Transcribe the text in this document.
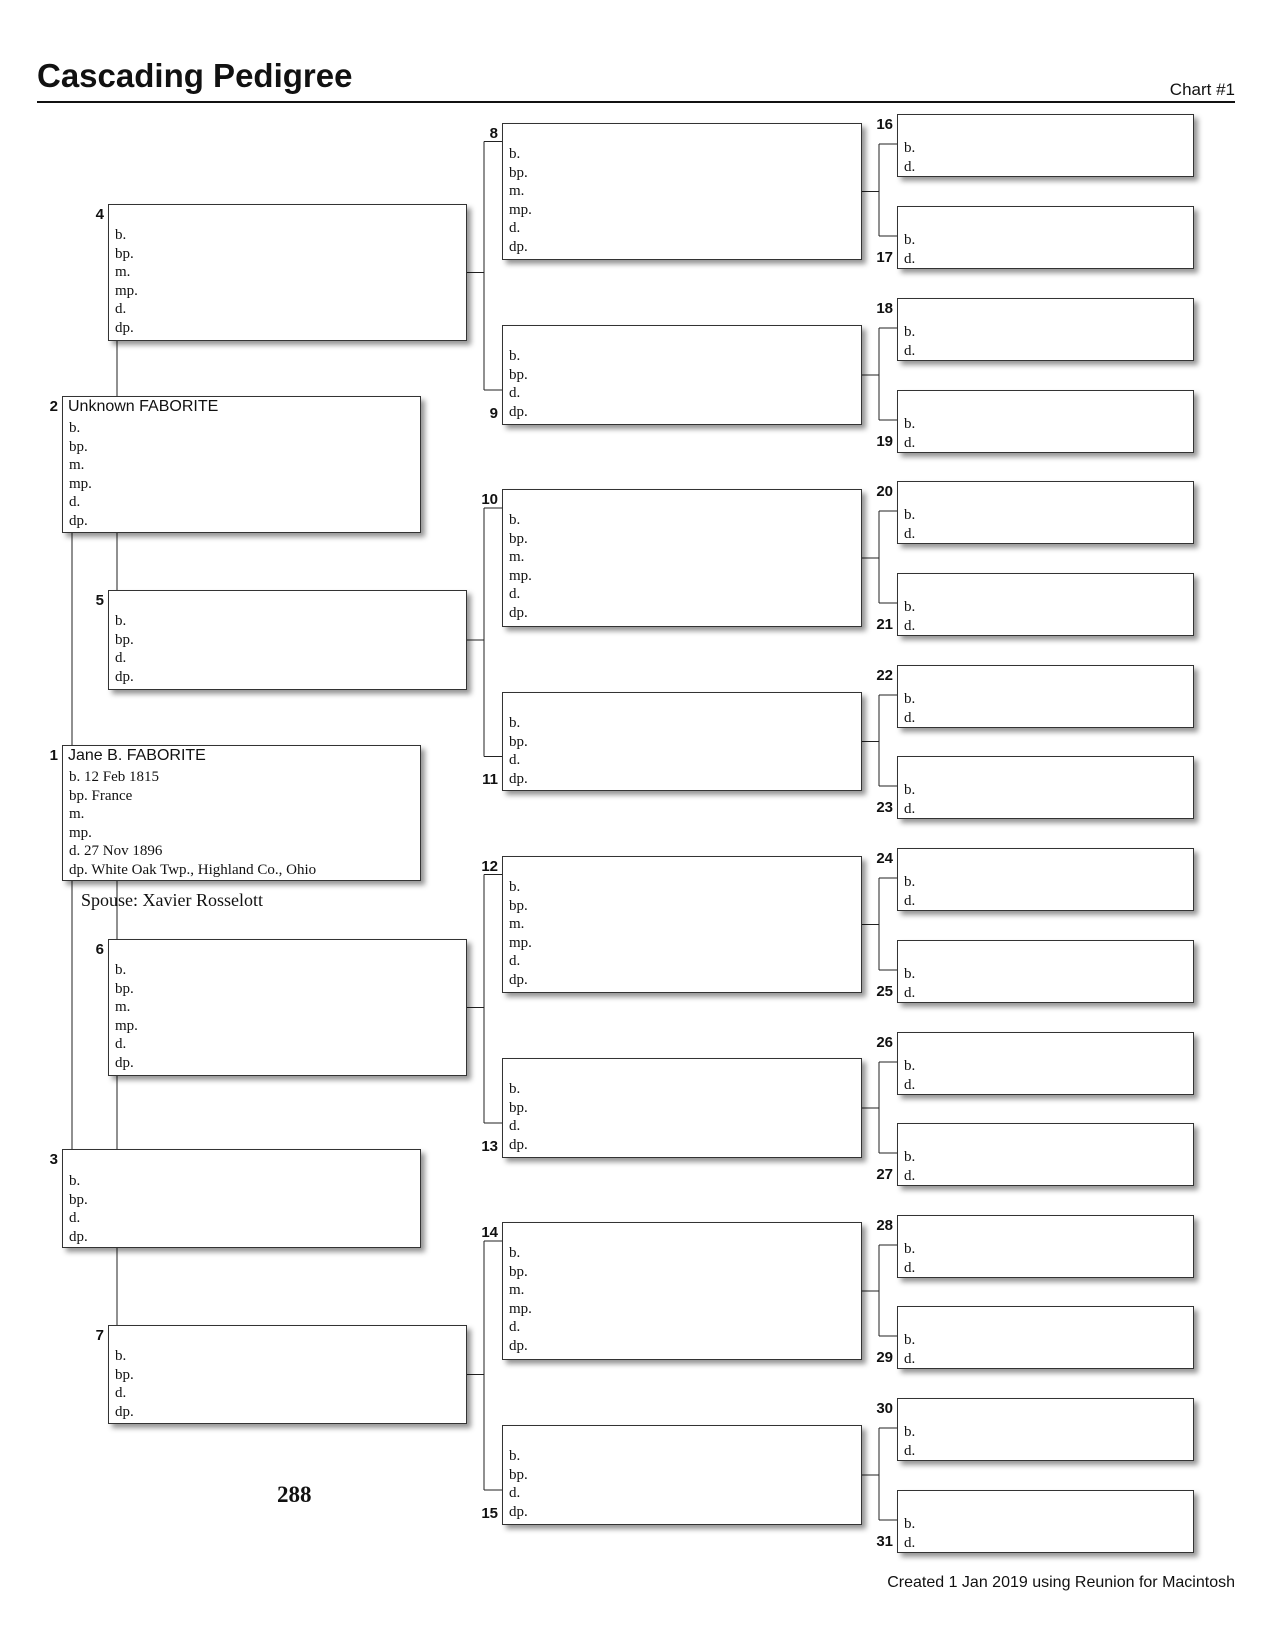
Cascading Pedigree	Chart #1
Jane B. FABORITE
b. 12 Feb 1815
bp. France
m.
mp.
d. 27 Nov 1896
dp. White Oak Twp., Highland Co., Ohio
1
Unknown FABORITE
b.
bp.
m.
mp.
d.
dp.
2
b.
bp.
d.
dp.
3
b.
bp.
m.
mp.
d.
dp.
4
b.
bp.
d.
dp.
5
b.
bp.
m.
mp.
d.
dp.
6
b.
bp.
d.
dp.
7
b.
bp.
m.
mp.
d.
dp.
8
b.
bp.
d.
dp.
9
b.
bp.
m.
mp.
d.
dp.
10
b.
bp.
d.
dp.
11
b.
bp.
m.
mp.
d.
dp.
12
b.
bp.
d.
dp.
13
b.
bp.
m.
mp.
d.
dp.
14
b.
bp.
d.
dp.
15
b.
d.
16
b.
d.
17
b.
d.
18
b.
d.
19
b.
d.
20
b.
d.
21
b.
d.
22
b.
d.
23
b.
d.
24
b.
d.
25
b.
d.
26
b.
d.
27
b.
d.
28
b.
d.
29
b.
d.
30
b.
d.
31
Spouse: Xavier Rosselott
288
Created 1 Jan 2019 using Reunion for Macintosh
....
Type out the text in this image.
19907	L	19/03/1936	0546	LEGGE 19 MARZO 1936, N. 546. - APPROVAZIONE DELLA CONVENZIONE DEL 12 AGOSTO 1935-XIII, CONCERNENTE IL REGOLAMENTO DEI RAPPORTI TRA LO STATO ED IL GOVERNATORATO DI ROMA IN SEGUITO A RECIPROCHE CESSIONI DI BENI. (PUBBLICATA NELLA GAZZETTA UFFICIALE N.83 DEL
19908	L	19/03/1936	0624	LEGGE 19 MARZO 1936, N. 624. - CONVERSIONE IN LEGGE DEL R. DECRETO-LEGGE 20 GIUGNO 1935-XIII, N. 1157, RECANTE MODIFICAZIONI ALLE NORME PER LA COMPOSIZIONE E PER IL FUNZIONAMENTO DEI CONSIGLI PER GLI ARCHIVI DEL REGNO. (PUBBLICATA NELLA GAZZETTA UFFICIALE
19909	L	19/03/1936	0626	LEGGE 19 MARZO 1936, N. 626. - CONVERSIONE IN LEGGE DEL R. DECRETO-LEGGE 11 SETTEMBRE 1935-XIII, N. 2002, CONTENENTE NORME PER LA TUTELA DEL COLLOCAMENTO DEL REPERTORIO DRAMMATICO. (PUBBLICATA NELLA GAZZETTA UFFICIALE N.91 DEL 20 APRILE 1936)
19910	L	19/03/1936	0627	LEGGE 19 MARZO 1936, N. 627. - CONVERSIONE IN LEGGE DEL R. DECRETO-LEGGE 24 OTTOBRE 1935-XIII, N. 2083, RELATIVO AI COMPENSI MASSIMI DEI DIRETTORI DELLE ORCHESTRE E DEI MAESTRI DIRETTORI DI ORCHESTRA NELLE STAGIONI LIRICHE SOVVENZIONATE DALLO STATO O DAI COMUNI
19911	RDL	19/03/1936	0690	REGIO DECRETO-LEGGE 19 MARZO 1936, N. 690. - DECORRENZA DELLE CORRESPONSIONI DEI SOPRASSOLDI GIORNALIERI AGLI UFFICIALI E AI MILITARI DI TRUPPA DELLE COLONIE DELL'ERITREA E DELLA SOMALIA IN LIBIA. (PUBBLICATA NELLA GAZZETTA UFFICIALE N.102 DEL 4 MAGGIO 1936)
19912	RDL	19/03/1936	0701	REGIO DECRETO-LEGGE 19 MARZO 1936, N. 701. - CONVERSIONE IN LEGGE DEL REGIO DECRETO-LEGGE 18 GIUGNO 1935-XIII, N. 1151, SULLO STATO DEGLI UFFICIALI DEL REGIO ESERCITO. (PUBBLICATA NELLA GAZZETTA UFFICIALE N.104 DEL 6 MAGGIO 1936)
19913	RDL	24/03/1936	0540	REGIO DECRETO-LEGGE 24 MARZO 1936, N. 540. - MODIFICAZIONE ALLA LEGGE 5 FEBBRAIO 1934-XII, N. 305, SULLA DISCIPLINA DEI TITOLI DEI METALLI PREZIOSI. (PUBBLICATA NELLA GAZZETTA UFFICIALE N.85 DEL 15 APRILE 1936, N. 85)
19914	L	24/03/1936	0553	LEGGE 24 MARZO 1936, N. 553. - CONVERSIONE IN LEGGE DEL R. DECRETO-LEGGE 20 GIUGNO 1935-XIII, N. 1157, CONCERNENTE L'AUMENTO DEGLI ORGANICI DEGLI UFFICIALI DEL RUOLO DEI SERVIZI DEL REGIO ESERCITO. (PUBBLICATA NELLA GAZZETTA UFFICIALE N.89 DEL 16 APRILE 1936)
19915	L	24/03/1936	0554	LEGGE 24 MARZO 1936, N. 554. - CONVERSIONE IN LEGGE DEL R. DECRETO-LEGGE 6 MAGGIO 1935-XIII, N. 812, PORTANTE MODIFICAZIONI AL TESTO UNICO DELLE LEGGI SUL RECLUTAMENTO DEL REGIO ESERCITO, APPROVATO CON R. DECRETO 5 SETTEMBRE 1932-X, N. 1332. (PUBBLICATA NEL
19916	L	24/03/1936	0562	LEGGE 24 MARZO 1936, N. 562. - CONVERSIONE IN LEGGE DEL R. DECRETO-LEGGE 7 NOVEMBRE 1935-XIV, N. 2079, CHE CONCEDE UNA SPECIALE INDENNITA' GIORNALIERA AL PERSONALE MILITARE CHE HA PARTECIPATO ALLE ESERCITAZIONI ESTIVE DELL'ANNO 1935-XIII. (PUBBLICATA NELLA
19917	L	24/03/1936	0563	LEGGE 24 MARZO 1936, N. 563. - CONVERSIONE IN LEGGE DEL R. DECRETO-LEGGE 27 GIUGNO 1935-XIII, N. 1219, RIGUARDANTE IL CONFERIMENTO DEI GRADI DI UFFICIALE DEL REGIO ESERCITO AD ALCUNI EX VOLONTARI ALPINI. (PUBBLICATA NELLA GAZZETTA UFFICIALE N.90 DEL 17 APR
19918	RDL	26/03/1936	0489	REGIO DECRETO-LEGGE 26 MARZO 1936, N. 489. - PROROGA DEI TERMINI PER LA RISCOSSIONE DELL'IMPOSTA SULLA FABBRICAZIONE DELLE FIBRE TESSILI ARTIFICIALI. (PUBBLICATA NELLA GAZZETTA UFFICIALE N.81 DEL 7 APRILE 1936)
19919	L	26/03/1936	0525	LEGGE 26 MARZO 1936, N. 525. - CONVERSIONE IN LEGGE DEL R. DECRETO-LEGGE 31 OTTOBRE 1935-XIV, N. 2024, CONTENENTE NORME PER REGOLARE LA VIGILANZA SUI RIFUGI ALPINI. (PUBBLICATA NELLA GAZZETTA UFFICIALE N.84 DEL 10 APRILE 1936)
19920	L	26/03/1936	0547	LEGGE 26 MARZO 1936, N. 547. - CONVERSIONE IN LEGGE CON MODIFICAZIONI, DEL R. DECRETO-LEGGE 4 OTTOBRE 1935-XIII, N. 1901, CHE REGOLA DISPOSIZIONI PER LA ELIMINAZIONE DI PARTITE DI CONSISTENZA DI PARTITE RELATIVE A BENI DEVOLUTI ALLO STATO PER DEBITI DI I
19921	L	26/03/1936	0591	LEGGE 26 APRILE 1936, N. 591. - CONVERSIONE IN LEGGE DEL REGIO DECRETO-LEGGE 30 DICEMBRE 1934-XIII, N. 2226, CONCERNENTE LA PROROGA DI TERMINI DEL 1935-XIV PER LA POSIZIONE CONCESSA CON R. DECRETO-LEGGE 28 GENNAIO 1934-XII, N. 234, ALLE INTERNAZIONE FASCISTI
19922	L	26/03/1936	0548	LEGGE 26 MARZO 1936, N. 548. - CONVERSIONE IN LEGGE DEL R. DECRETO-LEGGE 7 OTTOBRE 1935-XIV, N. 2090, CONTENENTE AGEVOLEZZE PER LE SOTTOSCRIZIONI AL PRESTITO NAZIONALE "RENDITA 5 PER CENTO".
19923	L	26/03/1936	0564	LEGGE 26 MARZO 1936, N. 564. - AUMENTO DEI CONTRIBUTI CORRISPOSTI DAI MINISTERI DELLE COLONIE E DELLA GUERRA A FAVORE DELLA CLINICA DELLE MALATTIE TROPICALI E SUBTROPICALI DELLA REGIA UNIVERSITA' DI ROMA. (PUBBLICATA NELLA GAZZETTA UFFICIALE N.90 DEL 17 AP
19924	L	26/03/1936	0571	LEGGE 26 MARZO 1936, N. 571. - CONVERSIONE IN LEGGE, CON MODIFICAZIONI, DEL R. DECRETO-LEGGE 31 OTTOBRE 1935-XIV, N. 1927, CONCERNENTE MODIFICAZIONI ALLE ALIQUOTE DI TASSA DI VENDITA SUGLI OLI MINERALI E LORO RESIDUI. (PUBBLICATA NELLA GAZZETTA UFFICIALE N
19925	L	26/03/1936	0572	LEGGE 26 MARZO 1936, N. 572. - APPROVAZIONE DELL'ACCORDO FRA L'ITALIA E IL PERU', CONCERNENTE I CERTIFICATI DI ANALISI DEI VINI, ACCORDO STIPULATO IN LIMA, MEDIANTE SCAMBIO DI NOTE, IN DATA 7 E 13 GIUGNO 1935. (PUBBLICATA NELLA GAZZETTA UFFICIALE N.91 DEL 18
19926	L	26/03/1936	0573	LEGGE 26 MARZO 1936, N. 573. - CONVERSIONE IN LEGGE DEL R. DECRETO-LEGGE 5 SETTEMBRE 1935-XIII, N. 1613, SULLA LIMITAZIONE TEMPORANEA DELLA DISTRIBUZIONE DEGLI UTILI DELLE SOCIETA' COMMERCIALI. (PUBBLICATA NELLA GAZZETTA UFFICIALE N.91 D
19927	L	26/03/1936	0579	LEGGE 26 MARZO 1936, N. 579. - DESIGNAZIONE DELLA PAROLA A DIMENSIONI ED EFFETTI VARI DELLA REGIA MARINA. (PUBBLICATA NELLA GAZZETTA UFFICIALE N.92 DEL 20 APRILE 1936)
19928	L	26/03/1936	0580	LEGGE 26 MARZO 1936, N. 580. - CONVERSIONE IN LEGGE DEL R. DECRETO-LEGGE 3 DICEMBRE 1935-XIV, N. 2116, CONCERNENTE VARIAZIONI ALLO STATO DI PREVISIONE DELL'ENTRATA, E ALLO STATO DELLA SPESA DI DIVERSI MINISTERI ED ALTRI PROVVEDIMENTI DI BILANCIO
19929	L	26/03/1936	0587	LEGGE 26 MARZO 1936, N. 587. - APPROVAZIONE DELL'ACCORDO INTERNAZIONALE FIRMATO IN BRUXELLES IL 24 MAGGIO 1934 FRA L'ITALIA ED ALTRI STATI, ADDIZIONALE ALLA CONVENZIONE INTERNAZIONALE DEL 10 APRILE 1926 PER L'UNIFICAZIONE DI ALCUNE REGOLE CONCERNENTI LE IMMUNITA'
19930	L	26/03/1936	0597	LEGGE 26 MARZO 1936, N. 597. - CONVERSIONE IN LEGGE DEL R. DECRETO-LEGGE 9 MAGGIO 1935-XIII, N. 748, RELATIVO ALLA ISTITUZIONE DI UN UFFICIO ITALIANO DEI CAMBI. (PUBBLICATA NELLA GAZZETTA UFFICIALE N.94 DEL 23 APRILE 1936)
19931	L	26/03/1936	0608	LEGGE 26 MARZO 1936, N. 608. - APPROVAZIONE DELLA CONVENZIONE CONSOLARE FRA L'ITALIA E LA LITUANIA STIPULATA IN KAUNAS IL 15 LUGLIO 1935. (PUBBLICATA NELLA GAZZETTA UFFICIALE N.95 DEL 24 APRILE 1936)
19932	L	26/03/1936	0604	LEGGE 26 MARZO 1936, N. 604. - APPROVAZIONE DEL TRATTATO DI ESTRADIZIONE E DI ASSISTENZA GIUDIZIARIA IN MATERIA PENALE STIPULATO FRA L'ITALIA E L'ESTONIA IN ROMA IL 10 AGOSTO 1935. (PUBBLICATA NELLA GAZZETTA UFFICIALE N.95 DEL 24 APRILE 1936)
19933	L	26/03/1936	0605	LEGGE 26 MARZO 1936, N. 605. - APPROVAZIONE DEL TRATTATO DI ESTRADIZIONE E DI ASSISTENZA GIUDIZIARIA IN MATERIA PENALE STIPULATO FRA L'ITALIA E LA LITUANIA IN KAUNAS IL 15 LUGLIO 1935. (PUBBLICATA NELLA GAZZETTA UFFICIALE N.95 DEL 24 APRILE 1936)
....
From the entries above, list each line with "text" in it.

Transcribe the text in this document.
Type out the text in this image.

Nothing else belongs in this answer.